Every record is to be copied unchanged, except that its pictures are removed.

Items from a document page collection:
━━━━━━━━━━━━━━━━

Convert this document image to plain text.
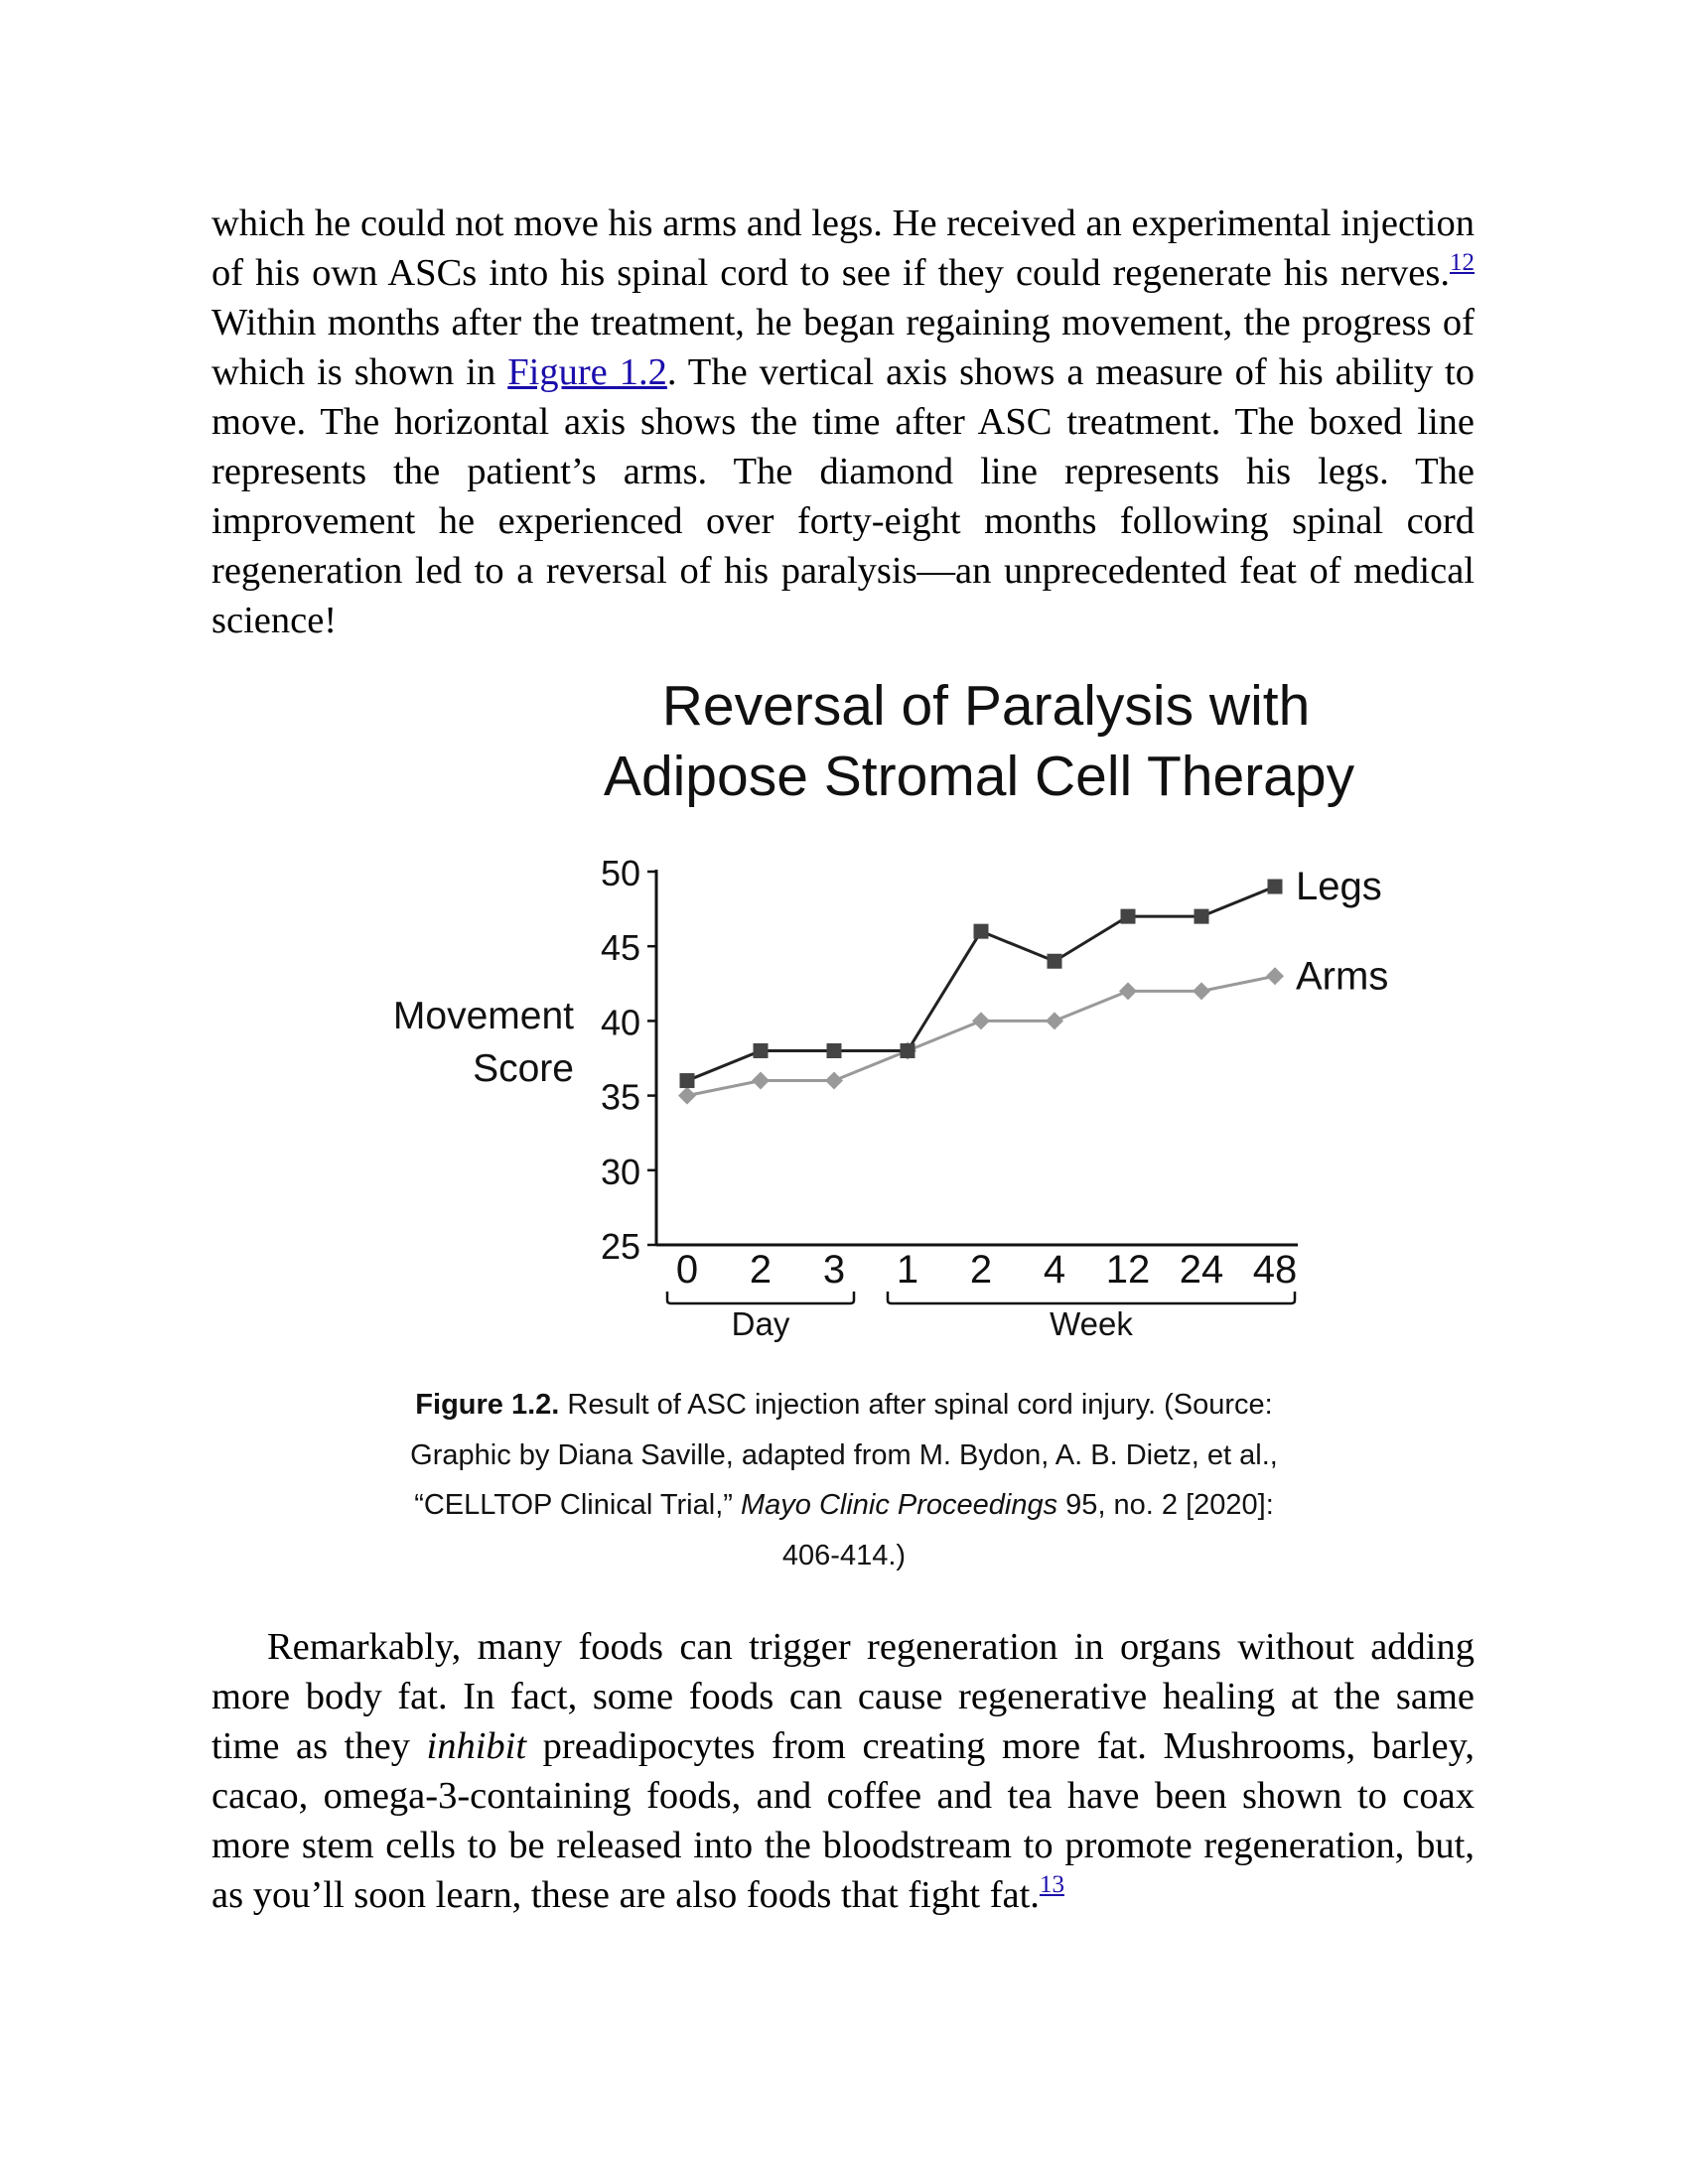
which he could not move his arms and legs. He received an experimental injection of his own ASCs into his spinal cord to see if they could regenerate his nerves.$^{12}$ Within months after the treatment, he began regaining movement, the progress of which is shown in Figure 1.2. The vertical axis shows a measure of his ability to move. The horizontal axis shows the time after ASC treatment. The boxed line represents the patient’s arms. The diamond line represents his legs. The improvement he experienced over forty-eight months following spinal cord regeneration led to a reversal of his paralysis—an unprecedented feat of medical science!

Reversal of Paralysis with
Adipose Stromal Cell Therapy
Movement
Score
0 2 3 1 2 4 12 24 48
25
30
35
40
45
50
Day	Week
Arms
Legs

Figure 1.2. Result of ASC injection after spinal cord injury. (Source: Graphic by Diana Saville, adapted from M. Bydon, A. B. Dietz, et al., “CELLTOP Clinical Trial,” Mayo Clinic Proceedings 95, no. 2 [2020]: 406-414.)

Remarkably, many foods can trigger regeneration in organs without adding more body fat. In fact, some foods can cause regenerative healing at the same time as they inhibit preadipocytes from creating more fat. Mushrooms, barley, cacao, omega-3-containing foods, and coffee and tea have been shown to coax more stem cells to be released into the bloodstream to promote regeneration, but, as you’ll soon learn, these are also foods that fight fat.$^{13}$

━━━━━━━━━━━━━━━━

_Result_.
Convert this document image to plain text.
which he could not move his arms and legs. He received an experimental injection of his own ASCs into his spinal cord to see if they could regenerate his nerves.$^{12}$ Within months after the treatment, he began regaining movement, the progress of which is shown in Figure 1.2. The vertical axis shows a measure of his ability to move. The horizontal axis shows the time after ASC treatment. The boxed line represents the patient’s arms. The diamond line represents his legs. The improvement he experienced over forty-eight months following spinal cord regeneration led to a reversal of his paralysis—an unprecedented feat of medical science!

Reversal of Paralysis with
Adipose Stromal Cell Therapy
Movement
Score
0 2 3 1 2 4 12 24 48
25
30
35
40
45
50
Day	Week
Arms
Legs

Figure 1.2. Result of ASC injection after spinal cord injury. (Source: Graphic by Diana Saville, adapted from M. Bydon, A. B. Dietz, et al., “CELLTOP Clinical Trial,” Mayo Clinic Proceedings 95, no. 2 [2020]: 406-414.)

Remarkably, many foods can trigger regeneration in organs without adding more body fat. In fact, some foods can cause regenerative healing at the same time as they inhibit preadipocytes from creating more fat. Mushrooms, barley, cacao, omega-3-containing foods, and coffee and tea have been shown to coax more stem cells to be released into the bloodstream to promote regeneration, but, as you’ll soon learn, these are also foods that fight fat.$^{13}$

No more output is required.